▸ **INSTRUCTIONS FOR THE TASK**
I need the lines from the one holding "Extract all readable text from this page." to the last line of the data below repeated exactly, both included, without pictures.
PROVIDED RECORDS Start Marker
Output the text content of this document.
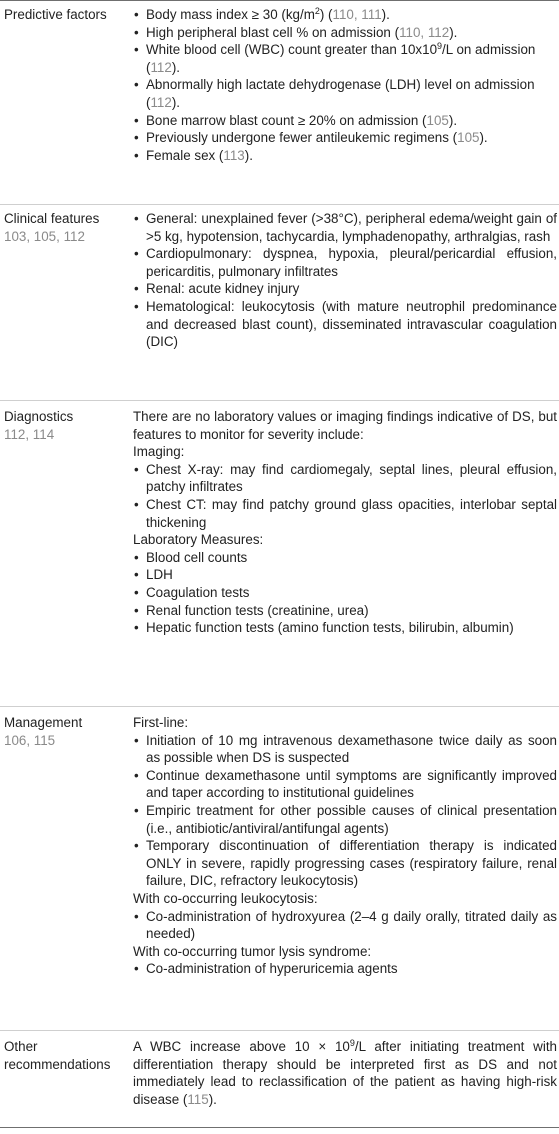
Predictive factors
•	Body mass index ≥ 30 $(kg/m^2)$ (110, 111).
• High peripheral blast cell % on admission (110, 112).
• White blood cell (WBC) count greater than $10x10^9/L$ on admission (112).
• Abnormally high lactate dehydrogenase (LDH) level on admission (112).
• Bone marrow blast count ≥ 20% on admission (105).
• Previously undergone fewer antileukemic regimens (105).
• Female sex (113).
Clinical features
103, 105, 112
• General: unexplained fever (>38°C), peripheral edema/weight gain of >5 kg, hypotension, tachycardia, lymphadenopathy, arthralgias, rash
• Cardiopulmonary: dyspnea, hypoxia, pleural/pericardial effusion, pericarditis, pulmonary infiltrates
• Renal: acute kidney injury
• Hematological: leukocytosis (with mature neutrophil predominance and decreased blast count), disseminated intravascular coagulation (DIC)
Diagnostics
112, 114

There are no laboratory values or imaging findings indicative of DS, but features to monitor for severity include:

Imaging:

• Chest X-ray: may find cardiomegaly, septal lines, pleural effusion, patchy infiltrates
• Chest CT: may find patchy ground glass opacities, interlobar septal thickening

Laboratory Measures:

• Blood cell counts
• LDH
• Coagulation tests
• Renal function tests (creatinine, urea)
• Hepatic function tests (amino function tests, bilirubin, albumin)
Management
106, 115

First-line:

• Initiation of 10 mg intravenous dexamethasone twice daily as soon as possible when DS is suspected
• Continue dexamethasone until symptoms are significantly improved and taper according to institutional guidelines
• Empiric treatment for other possible causes of clinical presentation (i.e., antibiotic/antiviral/antifungal agents)
• Temporary discontinuation of differentiation therapy is indicated ONLY in severe, rapidly progressing cases (respiratory failure, renal failure, DIC, refractory leukocytosis)

With co-occurring leukocytosis:

• Co-administration of hydroxyurea (2–4 g daily orally, titrated daily as needed)

With co-occurring tumor lysis syndrome:

• Co-administration of hyperuricemia agents
Other recommendations

A WBC increase above $10 \times 10^9/L$ after initiating treatment with differentiation therapy should be interpreted first as DS and not immediately lead to reclassification of the patient as having high-risk disease (115).
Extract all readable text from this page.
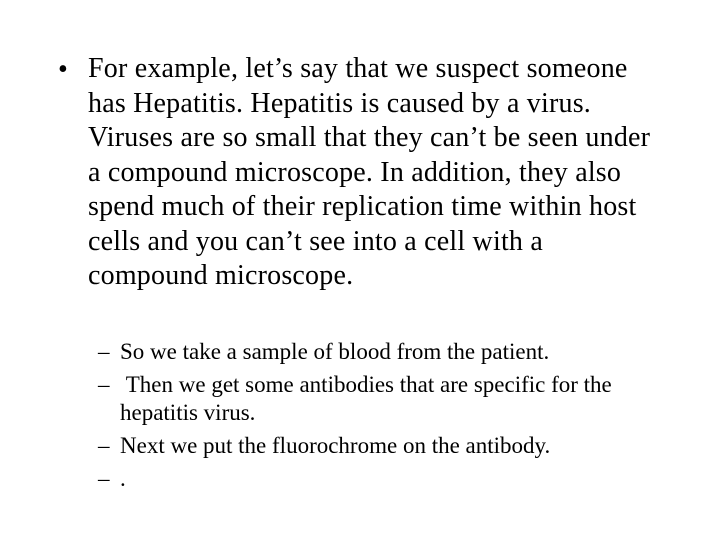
• For example, let’s say that we suspect someone has Hepatitis. Hepatitis is caused by a virus. Viruses are so small that they can’t be seen under a compound microscope. In addition, they also spend much of their replication time within host cells and you can’t see into a cell with a compound microscope.
– So we take a sample of blood from the patient.
– Then we get some antibodies that are specific for the hepatitis virus.
– Next we put the fluorochrome on the antibody.
– .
PROVIDED RECORDS End Marker
▸ **TASK ANSWER**
Extract all readable text from this page.
• For example, let’s say that we suspect someone has Hepatitis. Hepatitis is caused by a virus. Viruses are so small that they can’t be seen under a compound microscope. In addition, they also spend much of their replication time within host cells and you can’t see into a cell with a compound microscope.
– So we take a sample of blood from the patient.
– Then we get some antibodies that are specific for the hepatitis virus.
– Next we put the fluorochrome on the antibody.
– .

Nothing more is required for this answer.